→ TO DO:
Reproduce verbatim the items from the first line up to and including the line containing "x-axis-label-a: Impact: Percentage".
— START OF LISTED ENTRIES —
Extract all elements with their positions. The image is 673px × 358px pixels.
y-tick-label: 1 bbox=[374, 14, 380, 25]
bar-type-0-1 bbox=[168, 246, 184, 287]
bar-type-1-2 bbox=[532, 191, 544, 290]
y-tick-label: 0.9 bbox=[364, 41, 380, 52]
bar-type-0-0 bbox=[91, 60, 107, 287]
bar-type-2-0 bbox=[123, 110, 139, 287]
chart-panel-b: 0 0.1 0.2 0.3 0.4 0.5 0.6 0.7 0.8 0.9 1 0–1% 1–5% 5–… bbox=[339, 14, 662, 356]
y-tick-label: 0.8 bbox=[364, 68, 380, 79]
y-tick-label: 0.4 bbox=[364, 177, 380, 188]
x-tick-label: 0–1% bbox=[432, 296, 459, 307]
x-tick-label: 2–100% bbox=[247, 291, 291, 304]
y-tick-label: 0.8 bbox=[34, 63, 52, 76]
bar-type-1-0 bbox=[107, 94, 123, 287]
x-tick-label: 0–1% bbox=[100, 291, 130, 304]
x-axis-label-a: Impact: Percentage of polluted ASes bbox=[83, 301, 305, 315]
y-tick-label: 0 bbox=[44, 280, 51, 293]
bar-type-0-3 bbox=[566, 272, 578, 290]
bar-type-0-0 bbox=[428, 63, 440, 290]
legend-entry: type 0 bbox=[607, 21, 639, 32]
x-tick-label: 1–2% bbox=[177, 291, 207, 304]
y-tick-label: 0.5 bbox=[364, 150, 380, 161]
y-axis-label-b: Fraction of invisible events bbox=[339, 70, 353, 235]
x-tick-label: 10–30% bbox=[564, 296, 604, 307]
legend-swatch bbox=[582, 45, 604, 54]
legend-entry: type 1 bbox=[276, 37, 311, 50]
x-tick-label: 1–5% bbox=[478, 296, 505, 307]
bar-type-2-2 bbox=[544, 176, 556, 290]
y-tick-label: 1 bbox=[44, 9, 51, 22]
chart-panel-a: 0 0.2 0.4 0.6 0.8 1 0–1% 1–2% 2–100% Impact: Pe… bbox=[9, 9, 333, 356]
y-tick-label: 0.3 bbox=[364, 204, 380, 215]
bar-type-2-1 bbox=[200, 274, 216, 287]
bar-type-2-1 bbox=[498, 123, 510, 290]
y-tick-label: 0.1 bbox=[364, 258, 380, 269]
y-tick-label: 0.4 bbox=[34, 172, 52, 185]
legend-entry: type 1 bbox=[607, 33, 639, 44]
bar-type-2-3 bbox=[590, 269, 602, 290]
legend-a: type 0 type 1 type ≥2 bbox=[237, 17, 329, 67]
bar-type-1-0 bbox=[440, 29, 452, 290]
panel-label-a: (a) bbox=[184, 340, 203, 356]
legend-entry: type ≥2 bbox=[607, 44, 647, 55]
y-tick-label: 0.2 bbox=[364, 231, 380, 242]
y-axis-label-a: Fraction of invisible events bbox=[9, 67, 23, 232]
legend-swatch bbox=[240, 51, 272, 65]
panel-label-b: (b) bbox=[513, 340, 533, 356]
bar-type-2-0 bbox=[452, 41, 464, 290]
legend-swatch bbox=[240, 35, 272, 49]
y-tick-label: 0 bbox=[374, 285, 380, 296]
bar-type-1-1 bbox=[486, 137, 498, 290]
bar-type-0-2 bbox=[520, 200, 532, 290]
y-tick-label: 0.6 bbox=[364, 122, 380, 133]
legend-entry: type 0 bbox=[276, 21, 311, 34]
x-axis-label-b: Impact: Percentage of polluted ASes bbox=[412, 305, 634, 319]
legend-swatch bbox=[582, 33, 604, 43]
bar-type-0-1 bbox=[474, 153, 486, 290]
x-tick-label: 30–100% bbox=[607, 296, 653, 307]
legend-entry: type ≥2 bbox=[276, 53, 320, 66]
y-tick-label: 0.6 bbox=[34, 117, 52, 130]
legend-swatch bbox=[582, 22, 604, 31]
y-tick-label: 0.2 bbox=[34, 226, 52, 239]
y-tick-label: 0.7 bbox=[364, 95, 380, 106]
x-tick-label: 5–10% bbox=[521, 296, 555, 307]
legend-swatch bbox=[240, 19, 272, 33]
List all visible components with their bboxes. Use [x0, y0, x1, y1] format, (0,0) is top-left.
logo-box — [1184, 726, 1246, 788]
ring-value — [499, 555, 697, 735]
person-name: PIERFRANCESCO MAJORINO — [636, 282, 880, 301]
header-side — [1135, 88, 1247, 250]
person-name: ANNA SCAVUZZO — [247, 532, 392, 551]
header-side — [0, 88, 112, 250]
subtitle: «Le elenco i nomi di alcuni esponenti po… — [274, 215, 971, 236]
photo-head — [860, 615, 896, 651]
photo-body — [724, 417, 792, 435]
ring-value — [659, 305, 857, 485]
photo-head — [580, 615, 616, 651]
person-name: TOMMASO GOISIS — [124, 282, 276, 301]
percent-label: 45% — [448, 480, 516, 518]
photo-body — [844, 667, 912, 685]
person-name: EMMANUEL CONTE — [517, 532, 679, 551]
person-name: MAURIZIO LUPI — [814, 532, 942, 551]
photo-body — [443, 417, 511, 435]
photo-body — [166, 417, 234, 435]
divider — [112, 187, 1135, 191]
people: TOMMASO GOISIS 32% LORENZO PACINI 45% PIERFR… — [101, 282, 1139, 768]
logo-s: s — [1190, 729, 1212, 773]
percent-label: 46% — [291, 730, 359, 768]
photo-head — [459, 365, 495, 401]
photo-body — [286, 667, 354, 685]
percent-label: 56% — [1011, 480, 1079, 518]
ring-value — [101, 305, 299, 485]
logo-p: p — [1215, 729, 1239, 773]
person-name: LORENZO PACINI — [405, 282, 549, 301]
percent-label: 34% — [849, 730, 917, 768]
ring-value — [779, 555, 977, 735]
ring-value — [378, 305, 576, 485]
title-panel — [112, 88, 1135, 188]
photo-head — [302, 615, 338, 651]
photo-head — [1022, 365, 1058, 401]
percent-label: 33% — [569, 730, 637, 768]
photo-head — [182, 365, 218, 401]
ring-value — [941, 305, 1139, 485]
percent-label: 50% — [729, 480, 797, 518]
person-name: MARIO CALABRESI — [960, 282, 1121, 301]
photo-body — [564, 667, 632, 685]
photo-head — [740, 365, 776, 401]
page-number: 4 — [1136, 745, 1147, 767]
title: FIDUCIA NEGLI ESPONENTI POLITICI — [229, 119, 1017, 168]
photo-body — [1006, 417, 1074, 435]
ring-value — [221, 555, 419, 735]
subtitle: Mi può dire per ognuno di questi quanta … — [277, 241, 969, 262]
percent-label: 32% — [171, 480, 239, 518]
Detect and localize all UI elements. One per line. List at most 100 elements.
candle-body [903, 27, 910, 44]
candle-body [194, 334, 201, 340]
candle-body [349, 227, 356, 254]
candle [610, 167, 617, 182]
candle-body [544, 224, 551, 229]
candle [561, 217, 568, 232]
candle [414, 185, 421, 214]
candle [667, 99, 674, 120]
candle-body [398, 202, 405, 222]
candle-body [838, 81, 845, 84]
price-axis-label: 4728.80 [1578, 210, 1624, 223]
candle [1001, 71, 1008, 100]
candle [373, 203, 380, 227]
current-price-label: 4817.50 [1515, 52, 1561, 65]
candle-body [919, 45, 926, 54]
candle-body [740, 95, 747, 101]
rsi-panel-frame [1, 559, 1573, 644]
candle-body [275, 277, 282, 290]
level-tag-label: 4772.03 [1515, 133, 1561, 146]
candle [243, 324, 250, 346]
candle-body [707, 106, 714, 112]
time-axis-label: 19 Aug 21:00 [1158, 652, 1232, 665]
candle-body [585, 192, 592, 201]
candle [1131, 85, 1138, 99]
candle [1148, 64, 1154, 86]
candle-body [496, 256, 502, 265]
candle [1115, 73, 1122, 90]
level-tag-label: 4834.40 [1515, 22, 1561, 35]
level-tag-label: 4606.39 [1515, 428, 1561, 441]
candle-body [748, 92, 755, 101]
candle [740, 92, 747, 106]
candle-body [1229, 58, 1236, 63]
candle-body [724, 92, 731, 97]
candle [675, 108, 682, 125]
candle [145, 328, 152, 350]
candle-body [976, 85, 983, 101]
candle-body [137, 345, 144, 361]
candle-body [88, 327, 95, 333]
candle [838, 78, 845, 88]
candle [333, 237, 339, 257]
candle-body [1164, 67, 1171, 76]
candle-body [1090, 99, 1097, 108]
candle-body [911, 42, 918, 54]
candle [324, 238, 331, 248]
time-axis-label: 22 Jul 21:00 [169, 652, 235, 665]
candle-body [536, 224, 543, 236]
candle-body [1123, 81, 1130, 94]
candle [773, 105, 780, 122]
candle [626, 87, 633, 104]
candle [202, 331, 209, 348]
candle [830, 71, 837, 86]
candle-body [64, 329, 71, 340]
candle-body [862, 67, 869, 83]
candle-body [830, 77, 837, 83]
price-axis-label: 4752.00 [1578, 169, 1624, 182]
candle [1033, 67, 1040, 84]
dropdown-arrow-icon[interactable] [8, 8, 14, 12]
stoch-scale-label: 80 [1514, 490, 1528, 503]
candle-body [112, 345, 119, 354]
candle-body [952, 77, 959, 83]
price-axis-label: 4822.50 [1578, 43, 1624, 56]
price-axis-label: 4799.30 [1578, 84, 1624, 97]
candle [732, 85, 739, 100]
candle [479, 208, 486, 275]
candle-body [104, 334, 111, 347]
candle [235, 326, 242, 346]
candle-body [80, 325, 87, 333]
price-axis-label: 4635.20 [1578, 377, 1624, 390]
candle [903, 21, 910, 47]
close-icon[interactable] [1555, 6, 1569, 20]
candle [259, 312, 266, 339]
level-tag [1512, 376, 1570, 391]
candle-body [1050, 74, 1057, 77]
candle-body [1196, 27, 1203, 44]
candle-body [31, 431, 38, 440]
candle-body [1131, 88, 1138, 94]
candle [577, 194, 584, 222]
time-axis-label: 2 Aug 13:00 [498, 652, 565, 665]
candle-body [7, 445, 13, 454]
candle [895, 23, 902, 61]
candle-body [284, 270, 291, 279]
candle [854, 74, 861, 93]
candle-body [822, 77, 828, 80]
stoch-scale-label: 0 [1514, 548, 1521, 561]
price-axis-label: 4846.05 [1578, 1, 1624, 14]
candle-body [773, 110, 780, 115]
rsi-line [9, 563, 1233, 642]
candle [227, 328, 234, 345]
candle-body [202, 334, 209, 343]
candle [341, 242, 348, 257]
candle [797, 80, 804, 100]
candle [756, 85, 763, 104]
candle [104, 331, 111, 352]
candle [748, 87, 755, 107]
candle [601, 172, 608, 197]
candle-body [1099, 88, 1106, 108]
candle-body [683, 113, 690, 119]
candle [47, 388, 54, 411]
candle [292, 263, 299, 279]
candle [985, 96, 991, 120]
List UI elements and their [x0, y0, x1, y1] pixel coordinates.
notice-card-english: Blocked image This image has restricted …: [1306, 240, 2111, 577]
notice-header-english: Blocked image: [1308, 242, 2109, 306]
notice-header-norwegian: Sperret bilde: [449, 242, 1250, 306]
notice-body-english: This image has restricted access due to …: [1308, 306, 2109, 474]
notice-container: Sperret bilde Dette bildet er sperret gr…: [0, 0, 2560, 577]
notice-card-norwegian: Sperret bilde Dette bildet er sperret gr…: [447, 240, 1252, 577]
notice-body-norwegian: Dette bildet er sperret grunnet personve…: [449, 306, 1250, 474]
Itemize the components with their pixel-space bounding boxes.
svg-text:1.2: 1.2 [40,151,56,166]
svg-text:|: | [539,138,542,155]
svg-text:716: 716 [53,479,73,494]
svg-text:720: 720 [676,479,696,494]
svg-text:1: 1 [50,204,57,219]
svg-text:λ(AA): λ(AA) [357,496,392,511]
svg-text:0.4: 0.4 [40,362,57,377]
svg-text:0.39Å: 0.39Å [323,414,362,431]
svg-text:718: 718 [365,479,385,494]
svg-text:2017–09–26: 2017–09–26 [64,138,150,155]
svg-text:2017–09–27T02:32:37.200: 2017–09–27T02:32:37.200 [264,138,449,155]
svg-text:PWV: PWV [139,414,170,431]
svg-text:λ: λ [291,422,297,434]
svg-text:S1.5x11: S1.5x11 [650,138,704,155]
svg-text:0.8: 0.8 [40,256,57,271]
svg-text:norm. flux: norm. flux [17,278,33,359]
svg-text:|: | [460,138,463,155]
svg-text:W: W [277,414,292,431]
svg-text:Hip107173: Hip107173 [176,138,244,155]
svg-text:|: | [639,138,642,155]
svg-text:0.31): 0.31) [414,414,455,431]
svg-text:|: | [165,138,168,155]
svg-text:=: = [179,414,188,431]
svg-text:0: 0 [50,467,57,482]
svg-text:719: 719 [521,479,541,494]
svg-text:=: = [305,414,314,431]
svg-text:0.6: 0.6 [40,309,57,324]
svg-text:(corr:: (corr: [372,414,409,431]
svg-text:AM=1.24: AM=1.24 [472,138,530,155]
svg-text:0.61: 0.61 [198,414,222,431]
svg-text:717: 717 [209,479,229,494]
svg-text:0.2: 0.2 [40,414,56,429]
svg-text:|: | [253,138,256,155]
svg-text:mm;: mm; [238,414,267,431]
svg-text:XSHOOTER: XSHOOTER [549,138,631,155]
— END OF LISTED ENTRIES —
→ OUTPUT:
Extract all elements with their positions. The image is 673px × 358px pixels.
y-tick-label: 1 bbox=[374, 14, 380, 25]
bar-type-0-1 bbox=[168, 246, 184, 287]
bar-type-1-2 bbox=[532, 191, 544, 290]
y-tick-label: 0.9 bbox=[364, 41, 380, 52]
bar-type-0-0 bbox=[91, 60, 107, 287]
bar-type-2-0 bbox=[123, 110, 139, 287]
chart-panel-b: 0 0.1 0.2 0.3 0.4 0.5 0.6 0.7 0.8 0.9 1 0–1% 1–5% 5–… bbox=[339, 14, 662, 356]
y-tick-label: 0.8 bbox=[364, 68, 380, 79]
y-tick-label: 0.4 bbox=[364, 177, 380, 188]
x-tick-label: 0–1% bbox=[432, 296, 459, 307]
x-tick-label: 2–100% bbox=[247, 291, 291, 304]
y-tick-label: 0.8 bbox=[34, 63, 52, 76]
bar-type-1-0 bbox=[107, 94, 123, 287]
x-tick-label: 0–1% bbox=[100, 291, 130, 304]
x-axis-label-a: Impact: Percentage of polluted ASes bbox=[83, 301, 305, 315]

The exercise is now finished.